Recorded data
* * * * * * *
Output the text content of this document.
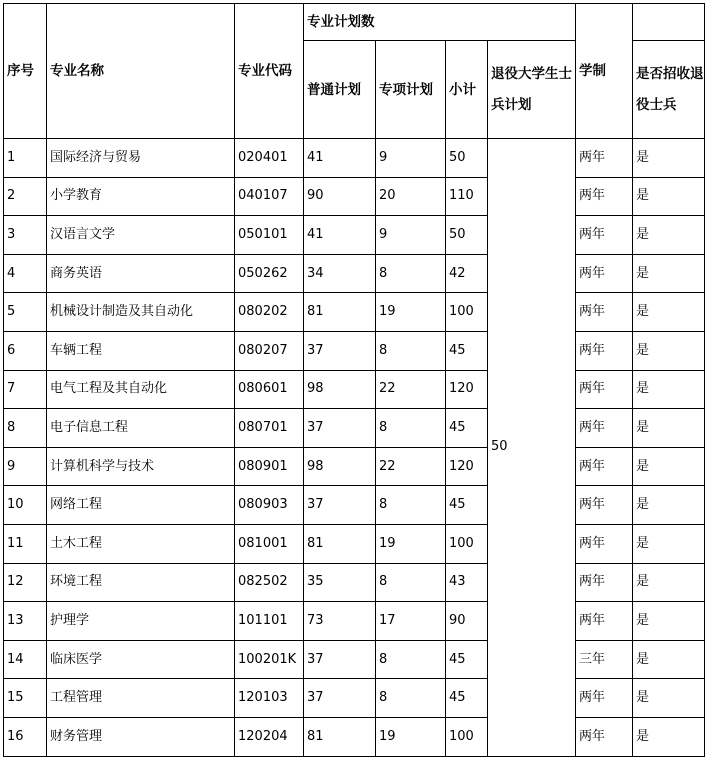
序号	专业名称	专业代码	专业计划数				学制	
			普通计划	专项计划	小计	退役大学生士兵计划		是否招收退役士兵
1	国际经济与贸易	020401	41	9	50	50	两年	是
2	小学教育	040107	90	20	110		两年	是
3	汉语言文学	050101	41	9	50		两年	是
4	商务英语	050262	34	8	42		两年	是
5	机械设计制造及其自动化	080202	81	19	100		两年	是
6	车辆工程	080207	37	8	45		两年	是
7	电气工程及其自动化	080601	98	22	120		两年	是
8	电子信息工程	080701	37	8	45		两年	是
9	计算机科学与技术	080901	98	22	120		两年	是
10	网络工程	080903	37	8	45		两年	是
11	土木工程	081001	81	19	100		两年	是
12	环境工程	082502	35	8	43		两年	是
13	护理学	101101	73	17	90		两年	是
14	临床医学	100201K	37	8	45		三年	是
15	工程管理	120103	37	8	45		两年	是
16	财务管理	120204	81	19	100		两年	是
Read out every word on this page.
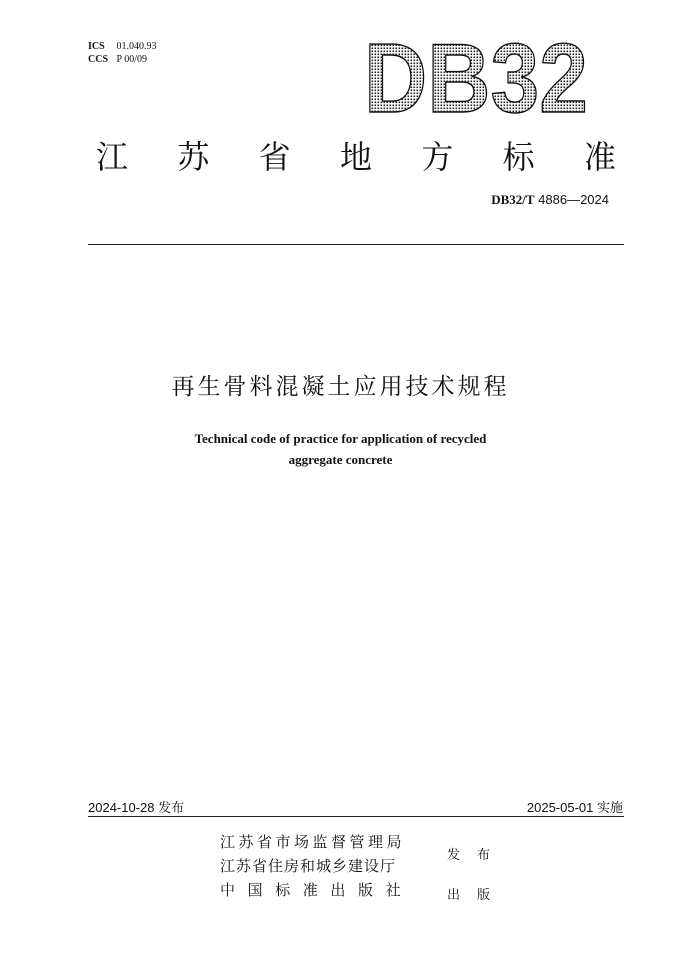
ICS 01.040.93
CCS P 00/09 DB32
江 苏 省 地 方 标 准
DB32/T 4886—2024
再生骨料混凝土应用技术规程
Technical code of practice for application of recycled
aggregate concrete
2024-10-28 发布	2025-05-01 实施
江苏省市场监督管理局
江苏省住房和城乡建设厅
中国标准出版社
发布
出版
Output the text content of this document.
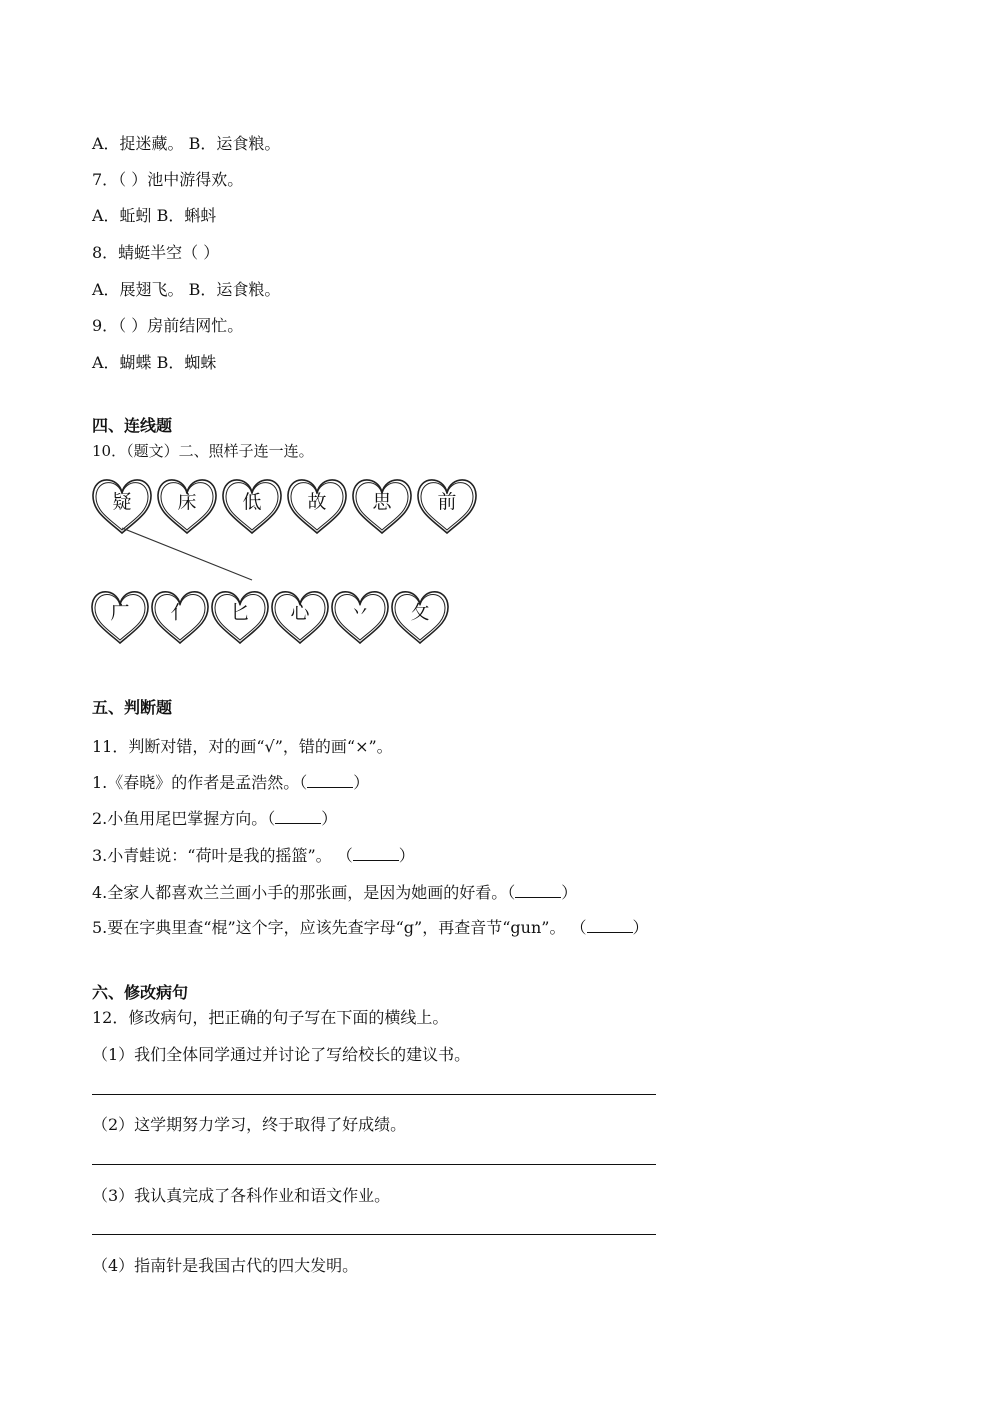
A．捉迷藏。 B．运食粮。
7．（ ）池中游得欢。
A．蚯蚓 B．蝌蚪
8．蜻蜓半空（ ）
A．展翅飞。 B．运食粮。
9．（ ）房前结网忙。
A．蝴蝶 B．蜘蛛
四、连线题
10．（题文）二、照样子连一连。
疑 床 低 故 思 前
广 亻 匕 心 丷 攵
五、判断题
11．判断对错，对的画“√”，错的画“×”。
1.《春晓》的作者是孟浩然。（	）
2.小鱼用尾巴掌握方向。（	）
3.小青蛙说：“荷叶是我的摇篮”。 （	）
4.全家人都喜欢兰兰画小手的那张画，是因为她画的好看。（	）
5.要在字典里查“棍”这个字，应该先查字母“g”，再查音节“gun”。 （	）
六、修改病句
12．修改病句，把正确的句子写在下面的横线上。
（1）我们全体同学通过并讨论了写给校长的建议书。
（2）这学期努力学习，终于取得了好成绩。
（3）我认真完成了各科作业和语文作业。
（4）指南针是我国古代的四大发明。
* * * * * * *
Task description
Pictures stay out; reproduce every line of the records exactly.

Task answer
Output the text content of this document.
序号	专业名称	专业代码	专业计划数				学制	
			普通计划	专项计划	小计	退役大学生士兵计划		是否招收退役士兵
1	国际经济与贸易	020401	41	9	50	50	两年	是
2	小学教育	040107	90	20	110		两年	是
3	汉语言文学	050101	41	9	50		两年	是
4	商务英语	050262	34	8	42		两年	是
5	机械设计制造及其自动化	080202	81	19	100		两年	是
6	车辆工程	080207	37	8	45		两年	是
7	电气工程及其自动化	080601	98	22	120		两年	是
8	电子信息工程	080701	37	8	45		两年	是
9	计算机科学与技术	080901	98	22	120		两年	是
10	网络工程	080903	37	8	45		两年	是
11	土木工程	081001	81	19	100		两年	是
12	环境工程	082502	35	8	43		两年	是
13	护理学	101101	73	17	90		两年	是
14	临床医学	100201K	37	8	45		三年	是
15	工程管理	120103	37	8	45		两年	是
16	财务管理	120204	81	19	100		两年	是
Read out every word on this page.
ICS 01.040.93
CCS P 00/09 DB32
江 苏 省 地 方 标 准
DB32/T 4886—2024
再生骨料混凝土应用技术规程
Technical code of practice for application of recycled
aggregate concrete
2024-10-28 发布	2025-05-01 实施
江苏省市场监督管理局
江苏省住房和城乡建设厅
中国标准出版社
发布
出版
Output the text content of this document.
A．捉迷藏。 B．运食粮。
7．（ ）池中游得欢。
A．蚯蚓 B．蝌蚪
8．蜻蜓半空（ ）
A．展翅飞。 B．运食粮。
9．（ ）房前结网忙。
A．蝴蝶 B．蜘蛛
四、连线题
10．（题文）二、照样子连一连。
疑 床 低 故 思 前
广 亻 匕 心 丷 攵
五、判断题
11．判断对错，对的画“√”，错的画“×”。
1.《春晓》的作者是孟浩然。（	）
2.小鱼用尾巴掌握方向。（	）
3.小青蛙说：“荷叶是我的摇篮”。 （	）
4.全家人都喜欢兰兰画小手的那张画，是因为她画的好看。（	）
5.要在字典里查“棍”这个字，应该先查字母“g”，再查音节“gun”。 （	）
六、修改病句
12．修改病句，把正确的句子写在下面的横线上。
（1）我们全体同学通过并讨论了写给校长的建议书。
（2）这学期努力学习，终于取得了好成绩。
（3）我认真完成了各科作业和语文作业。
（4）指南针是我国古代的四大发明。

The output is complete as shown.